Your objective. Show every line from the items below that contains the word "MyHealthTeam", copied in full.

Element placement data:
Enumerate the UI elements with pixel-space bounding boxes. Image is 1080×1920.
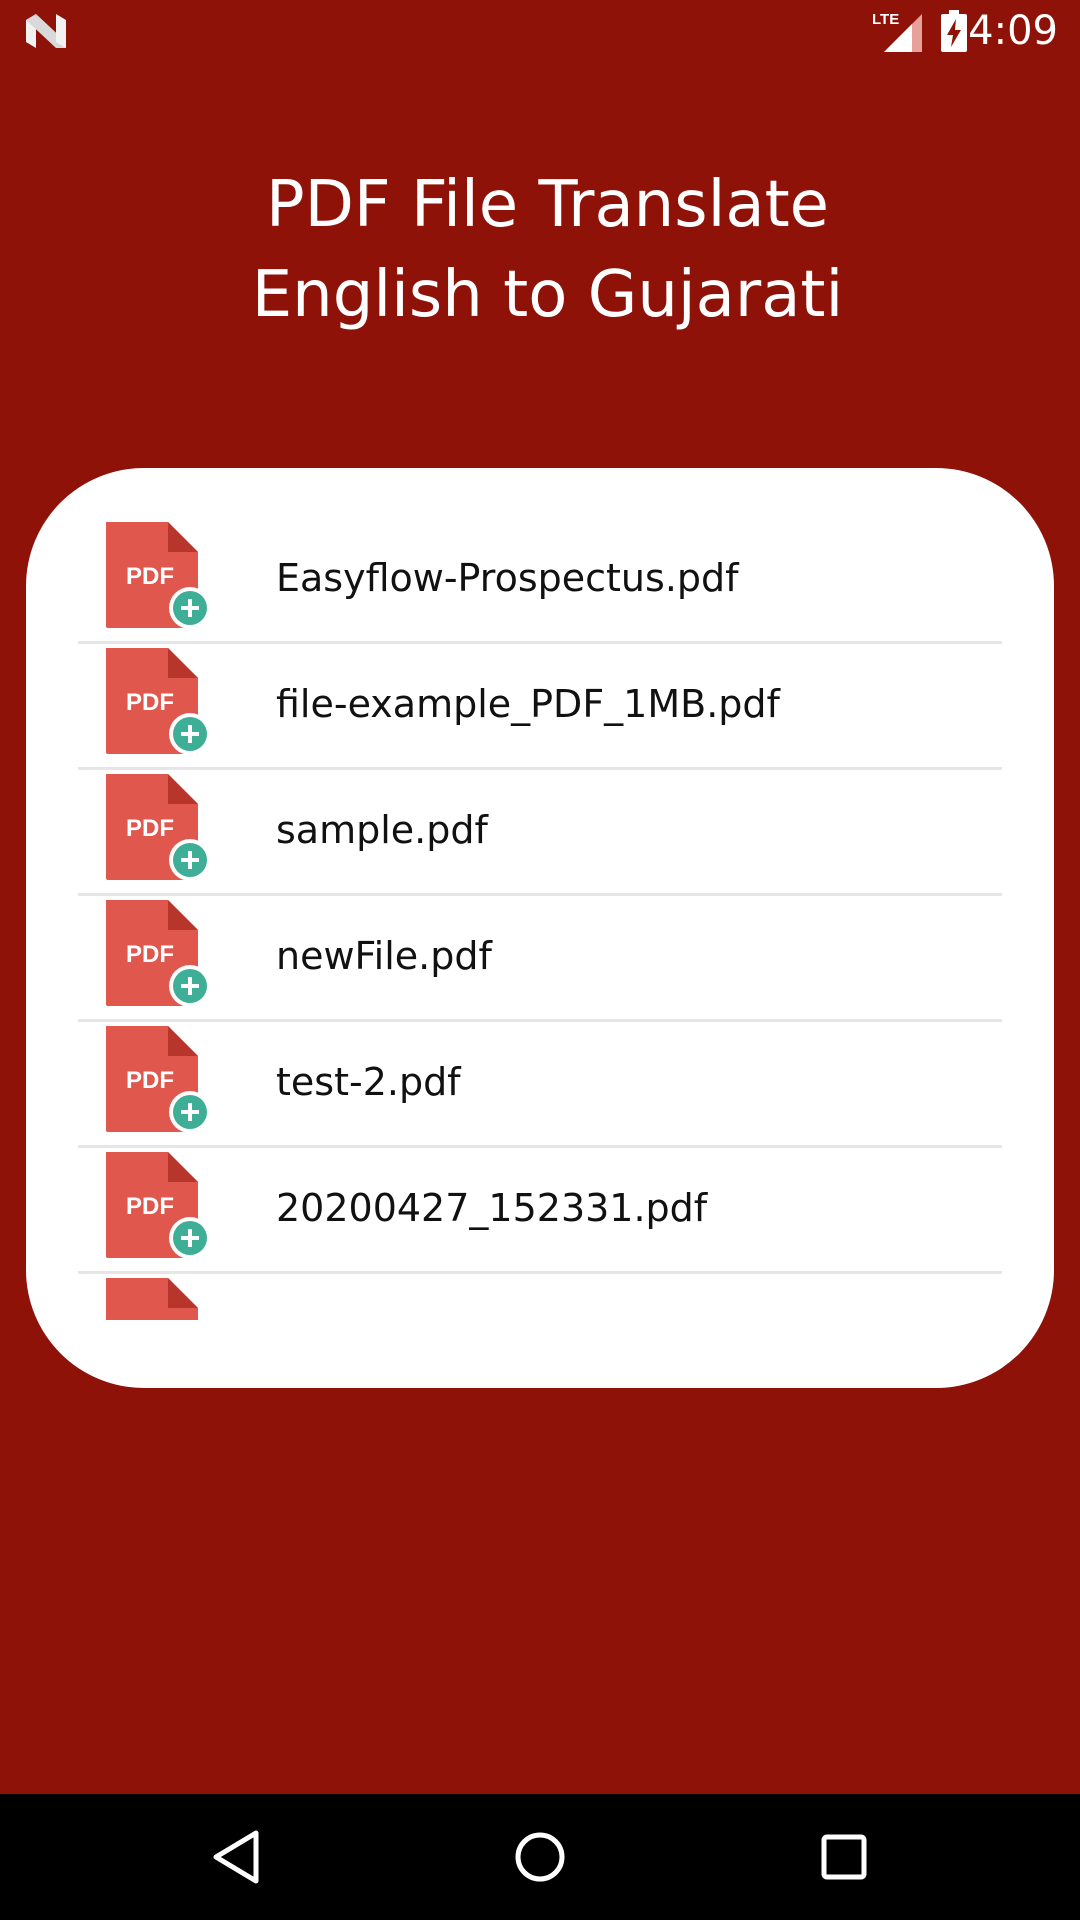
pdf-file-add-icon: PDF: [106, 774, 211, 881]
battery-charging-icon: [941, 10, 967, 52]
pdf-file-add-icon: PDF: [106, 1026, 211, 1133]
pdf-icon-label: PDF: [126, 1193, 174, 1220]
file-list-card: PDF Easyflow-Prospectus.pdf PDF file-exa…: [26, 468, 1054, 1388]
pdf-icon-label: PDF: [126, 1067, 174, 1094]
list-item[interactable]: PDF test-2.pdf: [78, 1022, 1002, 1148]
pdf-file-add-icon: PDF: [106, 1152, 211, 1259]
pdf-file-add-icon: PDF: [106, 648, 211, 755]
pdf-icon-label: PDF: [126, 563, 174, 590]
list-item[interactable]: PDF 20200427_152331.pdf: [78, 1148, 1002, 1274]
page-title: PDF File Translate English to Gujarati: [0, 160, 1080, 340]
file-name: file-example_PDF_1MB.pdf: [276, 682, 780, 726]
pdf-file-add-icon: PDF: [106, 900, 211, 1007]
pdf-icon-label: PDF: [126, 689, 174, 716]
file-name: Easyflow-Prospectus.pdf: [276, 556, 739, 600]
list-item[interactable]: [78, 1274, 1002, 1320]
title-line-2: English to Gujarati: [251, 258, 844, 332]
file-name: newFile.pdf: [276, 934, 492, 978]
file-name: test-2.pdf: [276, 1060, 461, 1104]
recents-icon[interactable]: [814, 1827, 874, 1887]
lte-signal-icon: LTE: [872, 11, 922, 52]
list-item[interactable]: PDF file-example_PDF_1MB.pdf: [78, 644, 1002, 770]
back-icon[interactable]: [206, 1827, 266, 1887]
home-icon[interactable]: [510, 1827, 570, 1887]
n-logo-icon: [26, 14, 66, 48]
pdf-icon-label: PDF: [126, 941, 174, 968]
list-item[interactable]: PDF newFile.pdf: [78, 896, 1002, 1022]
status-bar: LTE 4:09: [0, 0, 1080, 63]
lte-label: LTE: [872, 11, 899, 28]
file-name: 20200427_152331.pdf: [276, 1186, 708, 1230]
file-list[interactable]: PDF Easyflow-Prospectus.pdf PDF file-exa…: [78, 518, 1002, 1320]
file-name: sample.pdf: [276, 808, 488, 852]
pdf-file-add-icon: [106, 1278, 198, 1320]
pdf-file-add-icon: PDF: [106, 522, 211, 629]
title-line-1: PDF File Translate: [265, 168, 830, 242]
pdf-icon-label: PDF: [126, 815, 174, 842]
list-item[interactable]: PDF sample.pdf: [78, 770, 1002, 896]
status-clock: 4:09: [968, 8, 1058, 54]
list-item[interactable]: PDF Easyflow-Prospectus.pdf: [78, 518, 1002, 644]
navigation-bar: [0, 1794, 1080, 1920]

* * *

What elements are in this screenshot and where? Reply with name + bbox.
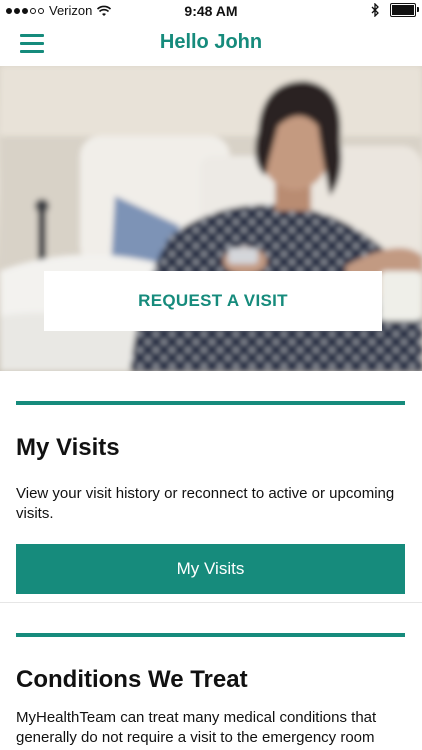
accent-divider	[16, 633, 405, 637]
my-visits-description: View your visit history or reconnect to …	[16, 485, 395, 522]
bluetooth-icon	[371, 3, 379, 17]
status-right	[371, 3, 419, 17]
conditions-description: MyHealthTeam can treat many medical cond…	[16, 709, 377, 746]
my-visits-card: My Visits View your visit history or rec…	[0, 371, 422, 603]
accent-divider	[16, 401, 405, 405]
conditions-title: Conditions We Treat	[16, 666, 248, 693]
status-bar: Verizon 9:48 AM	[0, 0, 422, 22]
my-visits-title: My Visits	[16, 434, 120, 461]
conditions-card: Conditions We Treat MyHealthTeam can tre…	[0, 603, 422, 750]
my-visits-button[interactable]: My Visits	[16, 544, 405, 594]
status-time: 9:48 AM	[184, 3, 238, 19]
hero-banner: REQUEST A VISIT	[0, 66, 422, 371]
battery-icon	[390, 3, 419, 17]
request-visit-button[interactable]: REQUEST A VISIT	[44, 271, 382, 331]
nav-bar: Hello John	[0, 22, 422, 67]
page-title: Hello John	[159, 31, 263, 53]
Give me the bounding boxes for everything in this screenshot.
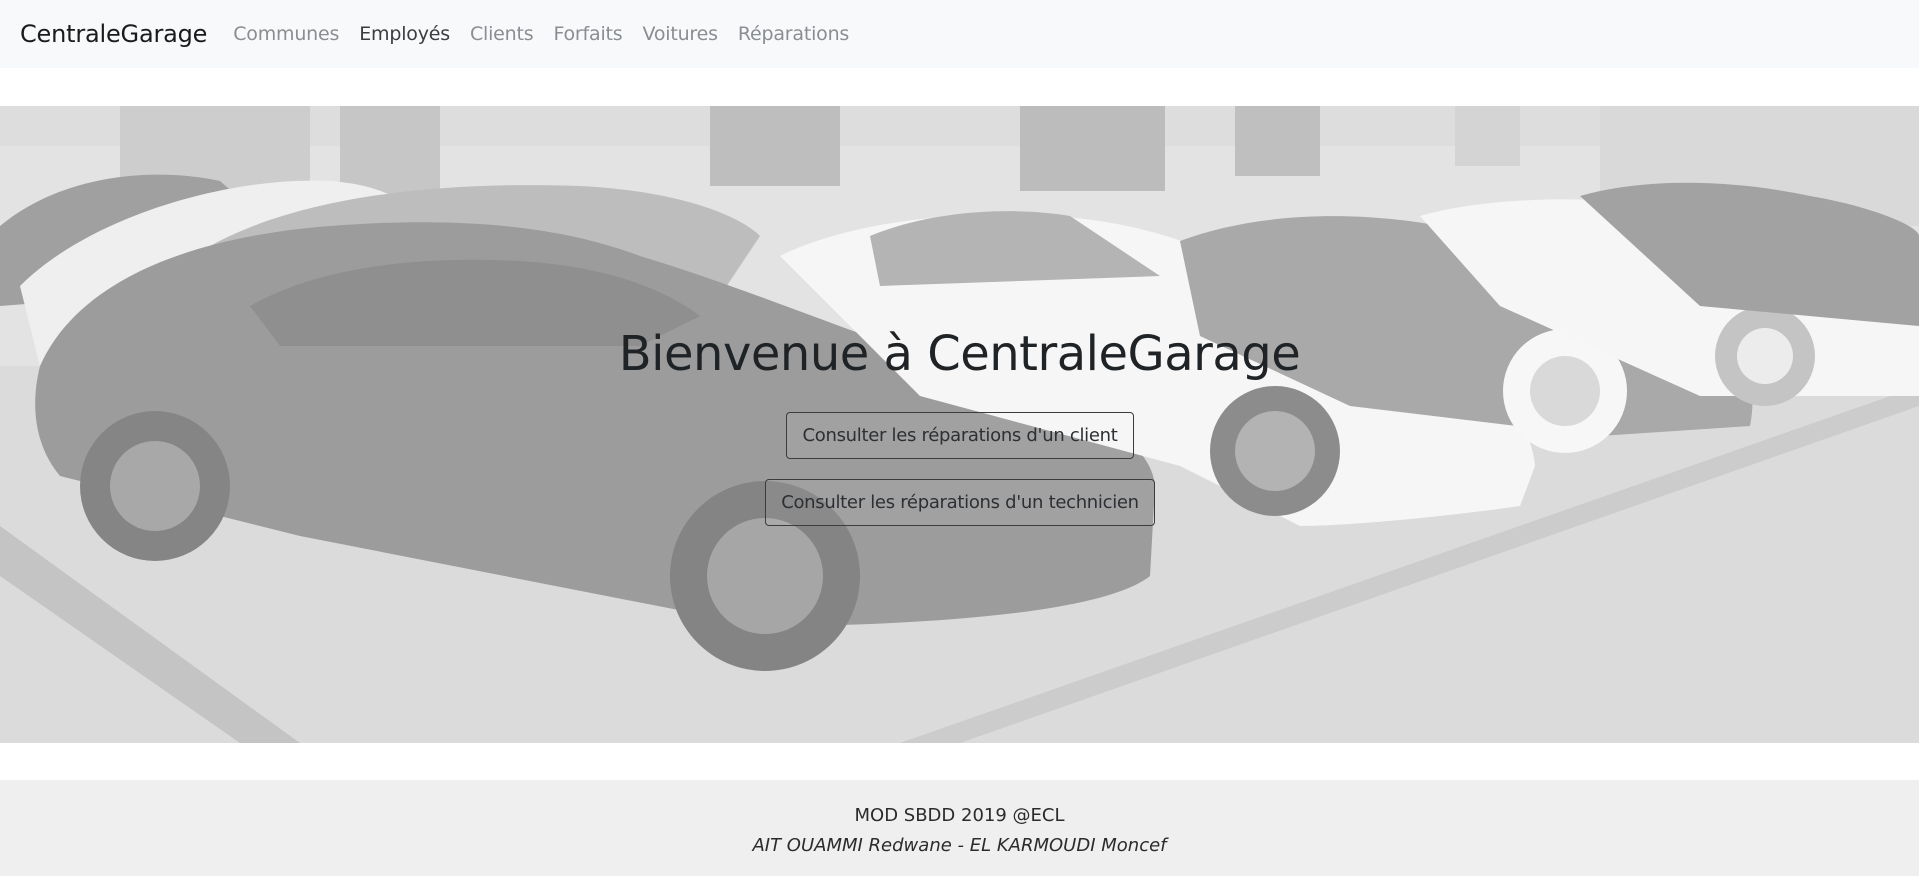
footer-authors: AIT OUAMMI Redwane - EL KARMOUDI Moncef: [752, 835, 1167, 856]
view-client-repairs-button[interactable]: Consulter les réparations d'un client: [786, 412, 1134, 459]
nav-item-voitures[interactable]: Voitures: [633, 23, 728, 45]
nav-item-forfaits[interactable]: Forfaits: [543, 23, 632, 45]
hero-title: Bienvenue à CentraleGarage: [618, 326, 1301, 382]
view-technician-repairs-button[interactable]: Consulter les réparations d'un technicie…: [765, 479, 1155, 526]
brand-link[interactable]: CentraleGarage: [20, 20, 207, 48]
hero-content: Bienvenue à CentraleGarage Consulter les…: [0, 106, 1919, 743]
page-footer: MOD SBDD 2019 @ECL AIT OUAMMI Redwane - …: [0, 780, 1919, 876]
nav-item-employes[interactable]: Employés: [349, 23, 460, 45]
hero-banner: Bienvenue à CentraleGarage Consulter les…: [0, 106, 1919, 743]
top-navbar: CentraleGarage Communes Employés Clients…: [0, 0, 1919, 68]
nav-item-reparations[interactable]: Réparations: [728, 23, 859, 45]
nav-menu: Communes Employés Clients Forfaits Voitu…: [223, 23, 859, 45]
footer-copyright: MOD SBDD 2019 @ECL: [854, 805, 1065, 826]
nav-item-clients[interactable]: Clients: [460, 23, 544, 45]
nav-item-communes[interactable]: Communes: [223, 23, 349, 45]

Response to this exercise.
conditions-description: MyHealthTeam can treat many medical cond…	[16, 709, 377, 746]
conditions-card: Conditions We Treat MyHealthTeam can tre…	[0, 603, 422, 750]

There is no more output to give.